Each line below must be set down exactly; omit any image you find.
-- start of Material for this exercise --
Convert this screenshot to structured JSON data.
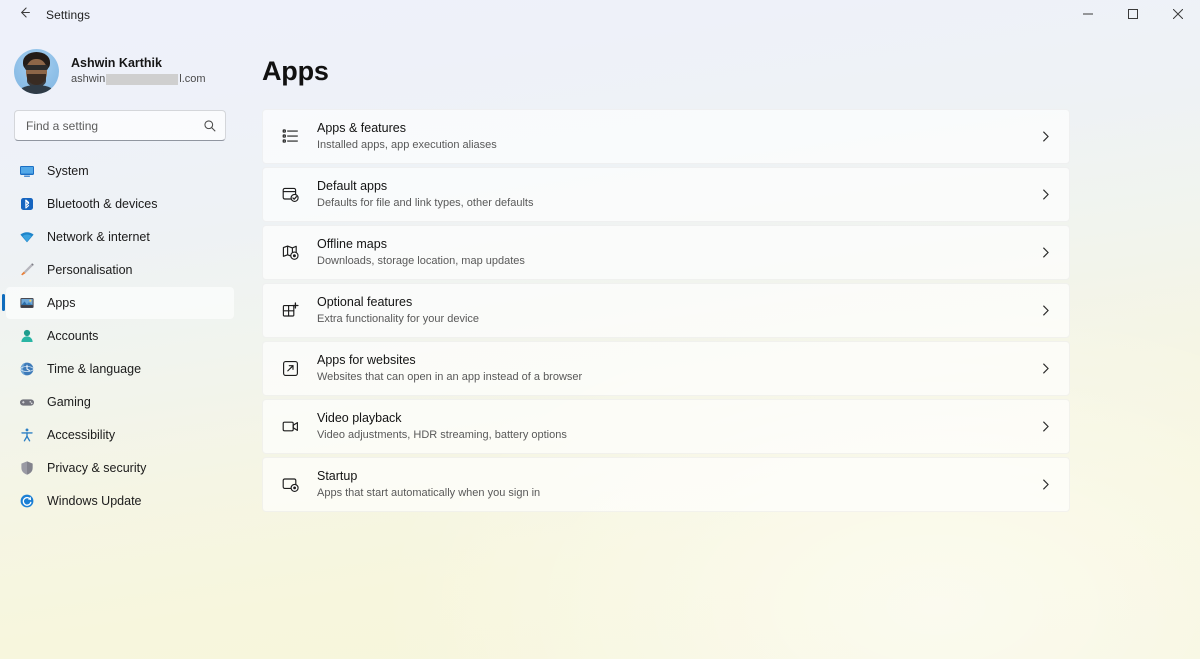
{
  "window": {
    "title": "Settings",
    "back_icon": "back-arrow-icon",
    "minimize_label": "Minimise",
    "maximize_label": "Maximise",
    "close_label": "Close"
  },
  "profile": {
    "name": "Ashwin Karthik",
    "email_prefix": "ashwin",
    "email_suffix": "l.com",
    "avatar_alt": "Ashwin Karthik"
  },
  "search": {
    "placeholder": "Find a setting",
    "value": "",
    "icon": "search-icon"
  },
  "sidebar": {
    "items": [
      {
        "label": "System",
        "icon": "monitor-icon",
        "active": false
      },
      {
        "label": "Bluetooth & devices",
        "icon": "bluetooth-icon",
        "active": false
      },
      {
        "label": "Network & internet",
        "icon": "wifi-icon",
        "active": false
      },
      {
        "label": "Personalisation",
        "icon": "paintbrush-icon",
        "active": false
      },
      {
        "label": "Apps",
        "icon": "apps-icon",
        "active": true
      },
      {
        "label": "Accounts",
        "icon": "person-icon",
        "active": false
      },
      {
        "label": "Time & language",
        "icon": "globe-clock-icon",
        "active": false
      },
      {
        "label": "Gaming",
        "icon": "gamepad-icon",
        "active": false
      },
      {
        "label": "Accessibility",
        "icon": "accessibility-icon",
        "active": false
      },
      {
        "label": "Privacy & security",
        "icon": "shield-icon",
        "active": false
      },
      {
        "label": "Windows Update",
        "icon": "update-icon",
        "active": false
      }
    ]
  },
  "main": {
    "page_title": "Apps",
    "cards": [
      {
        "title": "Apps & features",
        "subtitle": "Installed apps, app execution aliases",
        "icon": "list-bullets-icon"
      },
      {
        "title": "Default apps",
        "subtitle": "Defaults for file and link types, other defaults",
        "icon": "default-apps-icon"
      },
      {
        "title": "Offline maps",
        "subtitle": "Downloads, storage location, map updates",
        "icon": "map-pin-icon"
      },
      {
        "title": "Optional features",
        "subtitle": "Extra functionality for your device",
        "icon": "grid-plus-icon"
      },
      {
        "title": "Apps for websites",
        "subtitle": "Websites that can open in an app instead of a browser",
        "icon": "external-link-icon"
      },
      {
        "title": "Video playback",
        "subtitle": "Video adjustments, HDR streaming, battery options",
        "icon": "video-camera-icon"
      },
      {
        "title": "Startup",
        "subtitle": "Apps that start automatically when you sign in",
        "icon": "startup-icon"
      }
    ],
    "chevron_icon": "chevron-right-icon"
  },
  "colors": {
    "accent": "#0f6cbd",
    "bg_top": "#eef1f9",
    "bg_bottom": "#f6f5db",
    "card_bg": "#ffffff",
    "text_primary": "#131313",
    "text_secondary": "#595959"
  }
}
-- end of Material for this exercise --
## Response to the task
Convert this screenshot to structured JSON data.
{
  "window": {
    "title": "Settings",
    "back_icon": "back-arrow-icon",
    "minimize_label": "Minimise",
    "maximize_label": "Maximise",
    "close_label": "Close"
  },
  "profile": {
    "name": "Ashwin Karthik",
    "email_prefix": "ashwin",
    "email_suffix": "l.com",
    "avatar_alt": "Ashwin Karthik"
  },
  "search": {
    "placeholder": "Find a setting",
    "value": "",
    "icon": "search-icon"
  },
  "sidebar": {
    "items": [
      {
        "label": "System",
        "icon": "monitor-icon",
        "active": false
      },
      {
        "label": "Bluetooth & devices",
        "icon": "bluetooth-icon",
        "active": false
      },
      {
        "label": "Network & internet",
        "icon": "wifi-icon",
        "active": false
      },
      {
        "label": "Personalisation",
        "icon": "paintbrush-icon",
        "active": false
      },
      {
        "label": "Apps",
        "icon": "apps-icon",
        "active": true
      },
      {
        "label": "Accounts",
        "icon": "person-icon",
        "active": false
      },
      {
        "label": "Time & language",
        "icon": "globe-clock-icon",
        "active": false
      },
      {
        "label": "Gaming",
        "icon": "gamepad-icon",
        "active": false
      },
      {
        "label": "Accessibility",
        "icon": "accessibility-icon",
        "active": false
      },
      {
        "label": "Privacy & security",
        "icon": "shield-icon",
        "active": false
      },
      {
        "label": "Windows Update",
        "icon": "update-icon",
        "active": false
      }
    ]
  },
  "main": {
    "page_title": "Apps",
    "cards": [
      {
        "title": "Apps & features",
        "subtitle": "Installed apps, app execution aliases",
        "icon": "list-bullets-icon"
      },
      {
        "title": "Default apps",
        "subtitle": "Defaults for file and link types, other defaults",
        "icon": "default-apps-icon"
      },
      {
        "title": "Offline maps",
        "subtitle": "Downloads, storage location, map updates",
        "icon": "map-pin-icon"
      },
      {
        "title": "Optional features",
        "subtitle": "Extra functionality for your device",
        "icon": "grid-plus-icon"
      },
      {
        "title": "Apps for websites",
        "subtitle": "Websites that can open in an app instead of a browser",
        "icon": "external-link-icon"
      },
      {
        "title": "Video playback",
        "subtitle": "Video adjustments, HDR streaming, battery options",
        "icon": "video-camera-icon"
      },
      {
        "title": "Startup",
        "subtitle": "Apps that start automatically when you sign in",
        "icon": "startup-icon"
      }
    ],
    "chevron_icon": "chevron-right-icon"
  },
  "colors": {
    "accent": "#0f6cbd",
    "bg_top": "#eef1f9",
    "bg_bottom": "#f6f5db",
    "card_bg": "#ffffff",
    "text_primary": "#131313",
    "text_secondary": "#595959"
  }
}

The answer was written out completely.